| Task description |
Repeat the entire listing exactly as written.

== == ==

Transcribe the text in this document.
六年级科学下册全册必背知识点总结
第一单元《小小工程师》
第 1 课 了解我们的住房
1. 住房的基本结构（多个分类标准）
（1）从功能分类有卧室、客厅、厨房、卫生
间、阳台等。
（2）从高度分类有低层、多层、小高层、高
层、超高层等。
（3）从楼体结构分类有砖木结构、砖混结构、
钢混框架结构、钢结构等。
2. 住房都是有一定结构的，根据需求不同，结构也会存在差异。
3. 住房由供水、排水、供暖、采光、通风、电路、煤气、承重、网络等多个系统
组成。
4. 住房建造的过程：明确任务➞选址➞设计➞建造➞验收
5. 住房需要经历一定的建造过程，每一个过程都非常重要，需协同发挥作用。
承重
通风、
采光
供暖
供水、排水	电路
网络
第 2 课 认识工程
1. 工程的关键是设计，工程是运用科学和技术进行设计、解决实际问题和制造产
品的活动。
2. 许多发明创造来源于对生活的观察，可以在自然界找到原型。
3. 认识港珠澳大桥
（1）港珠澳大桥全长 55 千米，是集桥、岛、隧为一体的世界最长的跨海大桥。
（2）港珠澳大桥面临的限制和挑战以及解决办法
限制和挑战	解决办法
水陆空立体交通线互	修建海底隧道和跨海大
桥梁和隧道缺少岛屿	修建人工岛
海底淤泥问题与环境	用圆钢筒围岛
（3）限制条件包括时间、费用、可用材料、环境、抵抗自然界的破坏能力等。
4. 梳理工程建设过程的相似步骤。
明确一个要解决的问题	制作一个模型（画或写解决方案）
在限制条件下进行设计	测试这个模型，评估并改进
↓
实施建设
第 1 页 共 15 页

== == ==

| Complete response |
Transcribe the text in this document.
六年级科学下册全册必背知识点总结
第一单元《小小工程师》
第 1 课 了解我们的住房
1. 住房的基本结构（多个分类标准）
（1）从功能分类有卧室、客厅、厨房、卫生
间、阳台等。
（2）从高度分类有低层、多层、小高层、高
层、超高层等。
（3）从楼体结构分类有砖木结构、砖混结构、
钢混框架结构、钢结构等。
2. 住房都是有一定结构的，根据需求不同，结构也会存在差异。
3. 住房由供水、排水、供暖、采光、通风、电路、煤气、承重、网络等多个系统
组成。
4. 住房建造的过程：明确任务➞选址➞设计➞建造➞验收
5. 住房需要经历一定的建造过程，每一个过程都非常重要，需协同发挥作用。
承重
通风、
采光
供暖
供水、排水	电路
网络
第 2 课 认识工程
1. 工程的关键是设计，工程是运用科学和技术进行设计、解决实际问题和制造产
品的活动。
2. 许多发明创造来源于对生活的观察，可以在自然界找到原型。
3. 认识港珠澳大桥
（1）港珠澳大桥全长 55 千米，是集桥、岛、隧为一体的世界最长的跨海大桥。
（2）港珠澳大桥面临的限制和挑战以及解决办法
限制和挑战	解决办法
水陆空立体交通线互	修建海底隧道和跨海大
桥梁和隧道缺少岛屿	修建人工岛
海底淤泥问题与环境	用圆钢筒围岛
（3）限制条件包括时间、费用、可用材料、环境、抵抗自然界的破坏能力等。
4. 梳理工程建设过程的相似步骤。
明确一个要解决的问题	制作一个模型（画或写解决方案）
在限制条件下进行设计	测试这个模型，评估并改进
↓
实施建设
第 1 页 共 15 页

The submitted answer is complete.